• [WHAT IS NEEDED] Each line below must be set down exactly; omit any image you find.

• [Records about charts and figures]
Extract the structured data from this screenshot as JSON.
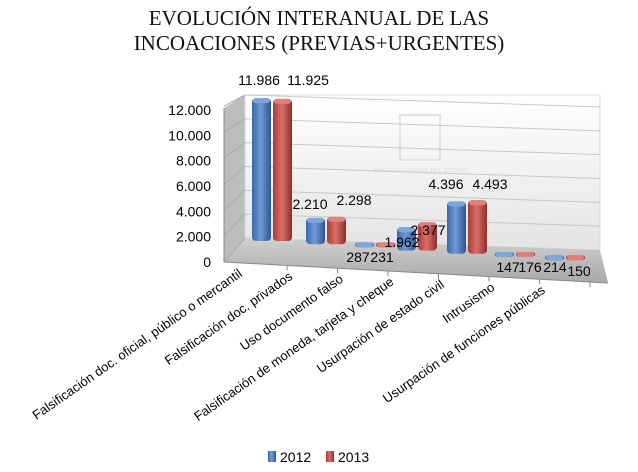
{
  "chart_data": {
    "type": "bar",
    "style": "3d-clustered",
    "title_lines": [
      "EVOLUCIÓN INTERANUAL DE LAS",
      "INCOACIONES (PREVIAS+URGENTES)"
    ],
    "categories": [
      "Falsificación doc. oficial, público o mercantil",
      "Falsificación doc. privados",
      "Uso documento falso",
      "Falsificación de moneda, tarjeta y cheque",
      "Usurpación de estado civil",
      "Intrusismo",
      "Usurpación de funciones públicas"
    ],
    "series": [
      {
        "name": "2012",
        "color": "#4f81bd",
        "values": [
          11986,
          2210,
          287,
          1962,
          4396,
          147,
          214
        ],
        "labels": [
          "11.986",
          "2.210",
          "287",
          "1.962",
          "4.396",
          "147",
          "214"
        ]
      },
      {
        "name": "2013",
        "color": "#c0504d",
        "values": [
          11925,
          2298,
          231,
          2377,
          4493,
          176,
          150
        ],
        "labels": [
          "11.925",
          "2.298",
          "231",
          "2.377",
          "4.493",
          "176",
          "150"
        ]
      }
    ],
    "ylim": [
      0,
      12000
    ],
    "yticks": [
      0,
      2000,
      4000,
      6000,
      8000,
      10000,
      12000
    ],
    "ytick_labels": [
      "0",
      "2.000",
      "4.000",
      "6.000",
      "8.000",
      "10.000",
      "12.000"
    ],
    "grid": true,
    "legend_position": "bottom",
    "watermark": "FISCALÍA GENERAL DEL ESTADO"
  }
}
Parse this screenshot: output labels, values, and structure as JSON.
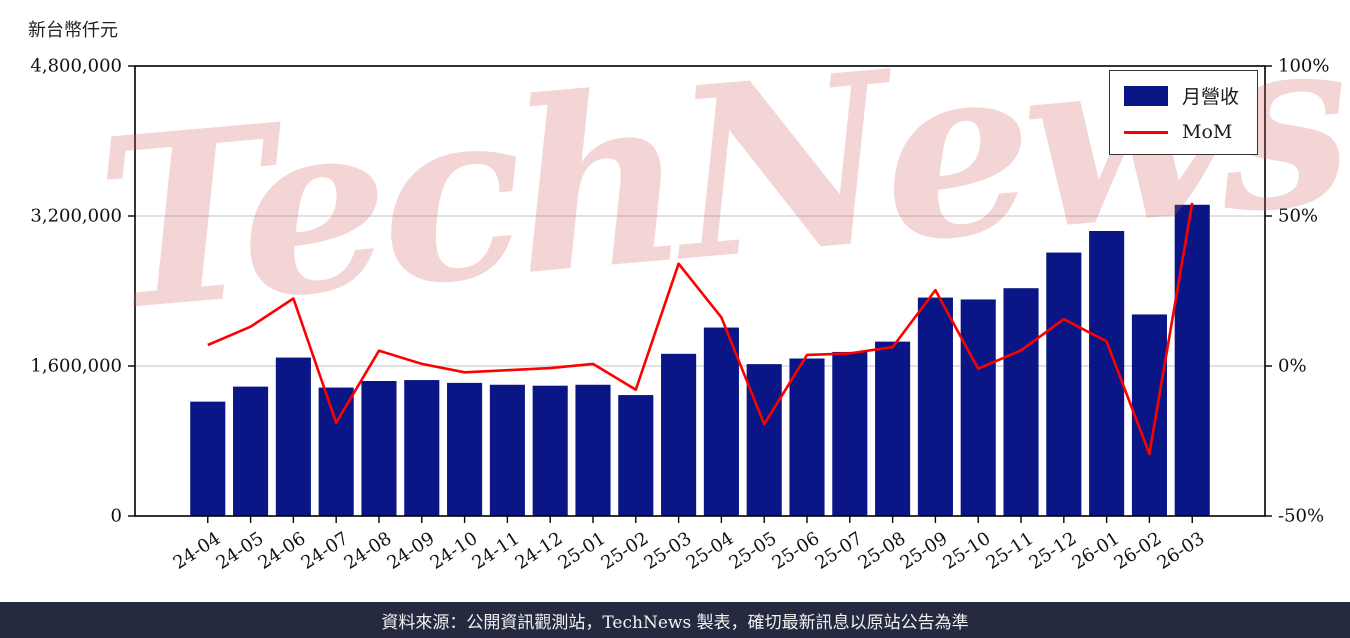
{
  "page": {
    "unit_label": "新台幣仟元",
    "watermark": "TechNews",
    "watermark_color": "#d25f5f",
    "footer": "資料來源：公開資訊觀測站，TechNews 製表，確切最新訊息以原站公告為準",
    "footer_bg": "#252a40"
  },
  "chart_data": {
    "type": "bar",
    "title": "",
    "xlabel": "",
    "ylabel_left": "新台幣仟元",
    "ylabel_right": "%",
    "grid": true,
    "legend_position": "top-right",
    "categories": [
      "24-04",
      "24-05",
      "24-06",
      "24-07",
      "24-08",
      "24-09",
      "24-10",
      "24-11",
      "24-12",
      "25-01",
      "25-02",
      "25-03",
      "25-04",
      "25-05",
      "25-06",
      "25-07",
      "25-08",
      "25-09",
      "25-10",
      "25-11",
      "25-12",
      "26-01",
      "26-02",
      "26-03"
    ],
    "series": [
      {
        "name": "月營收",
        "type": "bar",
        "axis": "left",
        "color": "#0a1685",
        "values": [
          1220000,
          1380000,
          1690000,
          1370000,
          1440000,
          1450000,
          1420000,
          1400000,
          1390000,
          1400000,
          1290000,
          1730000,
          2010000,
          1620000,
          1680000,
          1750000,
          1860000,
          2330000,
          2310000,
          2430000,
          2810000,
          3040000,
          2150000,
          3320000
        ]
      },
      {
        "name": "MoM",
        "type": "line",
        "axis": "right",
        "color": "#ff0000",
        "values": [
          7.0,
          13.1,
          22.5,
          -18.9,
          5.1,
          0.7,
          -2.1,
          -1.4,
          -0.7,
          0.7,
          -7.9,
          34.1,
          16.2,
          -19.4,
          3.7,
          4.2,
          6.3,
          25.3,
          -0.9,
          5.2,
          15.6,
          8.2,
          -29.3,
          54.4
        ]
      }
    ],
    "left_axis": {
      "range": [
        0,
        4800000
      ],
      "ticks": [
        0,
        1600000,
        3200000,
        4800000
      ],
      "tick_labels": [
        "0",
        "1,600,000",
        "3,200,000",
        "4,800,000"
      ]
    },
    "right_axis": {
      "range": [
        -50,
        100
      ],
      "ticks": [
        -50,
        0,
        50,
        100
      ],
      "tick_labels": [
        "-50%",
        "0%",
        "50%",
        "100%"
      ]
    }
  }
}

• [SOLUTION BELOW]
Extract the structured data from this screenshot as JSON.
{
  "chart_data": {
    "type": "bar",
    "style": "3d-clustered",
    "title_lines": [
      "EVOLUCIÓN INTERANUAL DE LAS",
      "INCOACIONES (PREVIAS+URGENTES)"
    ],
    "categories": [
      "Falsificación doc. oficial, público o mercantil",
      "Falsificación doc. privados",
      "Uso documento falso",
      "Falsificación de moneda, tarjeta y cheque",
      "Usurpación de estado civil",
      "Intrusismo",
      "Usurpación de funciones públicas"
    ],
    "series": [
      {
        "name": "2012",
        "color": "#4f81bd",
        "values": [
          11986,
          2210,
          287,
          1962,
          4396,
          147,
          214
        ],
        "labels": [
          "11.986",
          "2.210",
          "287",
          "1.962",
          "4.396",
          "147",
          "214"
        ]
      },
      {
        "name": "2013",
        "color": "#c0504d",
        "values": [
          11925,
          2298,
          231,
          2377,
          4493,
          176,
          150
        ],
        "labels": [
          "11.925",
          "2.298",
          "231",
          "2.377",
          "4.493",
          "176",
          "150"
        ]
      }
    ],
    "ylim": [
      0,
      12000
    ],
    "yticks": [
      0,
      2000,
      4000,
      6000,
      8000,
      10000,
      12000
    ],
    "ytick_labels": [
      "0",
      "2.000",
      "4.000",
      "6.000",
      "8.000",
      "10.000",
      "12.000"
    ],
    "grid": true,
    "legend_position": "bottom",
    "watermark": "FISCALÍA GENERAL DEL ESTADO"
  }
}
Parse this screenshot: output labels, values, and structure as JSON.
{
  "page": {
    "unit_label": "新台幣仟元",
    "watermark": "TechNews",
    "watermark_color": "#d25f5f",
    "footer": "資料來源：公開資訊觀測站，TechNews 製表，確切最新訊息以原站公告為準",
    "footer_bg": "#252a40"
  },
  "chart_data": {
    "type": "bar",
    "title": "",
    "xlabel": "",
    "ylabel_left": "新台幣仟元",
    "ylabel_right": "%",
    "grid": true,
    "legend_position": "top-right",
    "categories": [
      "24-04",
      "24-05",
      "24-06",
      "24-07",
      "24-08",
      "24-09",
      "24-10",
      "24-11",
      "24-12",
      "25-01",
      "25-02",
      "25-03",
      "25-04",
      "25-05",
      "25-06",
      "25-07",
      "25-08",
      "25-09",
      "25-10",
      "25-11",
      "25-12",
      "26-01",
      "26-02",
      "26-03"
    ],
    "series": [
      {
        "name": "月營收",
        "type": "bar",
        "axis": "left",
        "color": "#0a1685",
        "values": [
          1220000,
          1380000,
          1690000,
          1370000,
          1440000,
          1450000,
          1420000,
          1400000,
          1390000,
          1400000,
          1290000,
          1730000,
          2010000,
          1620000,
          1680000,
          1750000,
          1860000,
          2330000,
          2310000,
          2430000,
          2810000,
          3040000,
          2150000,
          3320000
        ]
      },
      {
        "name": "MoM",
        "type": "line",
        "axis": "right",
        "color": "#ff0000",
        "values": [
          7.0,
          13.1,
          22.5,
          -18.9,
          5.1,
          0.7,
          -2.1,
          -1.4,
          -0.7,
          0.7,
          -7.9,
          34.1,
          16.2,
          -19.4,
          3.7,
          4.2,
          6.3,
          25.3,
          -0.9,
          5.2,
          15.6,
          8.2,
          -29.3,
          54.4
        ]
      }
    ],
    "left_axis": {
      "range": [
        0,
        4800000
      ],
      "ticks": [
        0,
        1600000,
        3200000,
        4800000
      ],
      "tick_labels": [
        "0",
        "1,600,000",
        "3,200,000",
        "4,800,000"
      ]
    },
    "right_axis": {
      "range": [
        -50,
        100
      ],
      "ticks": [
        -50,
        0,
        50,
        100
      ],
      "tick_labels": [
        "-50%",
        "0%",
        "50%",
        "100%"
      ]
    }
  }
}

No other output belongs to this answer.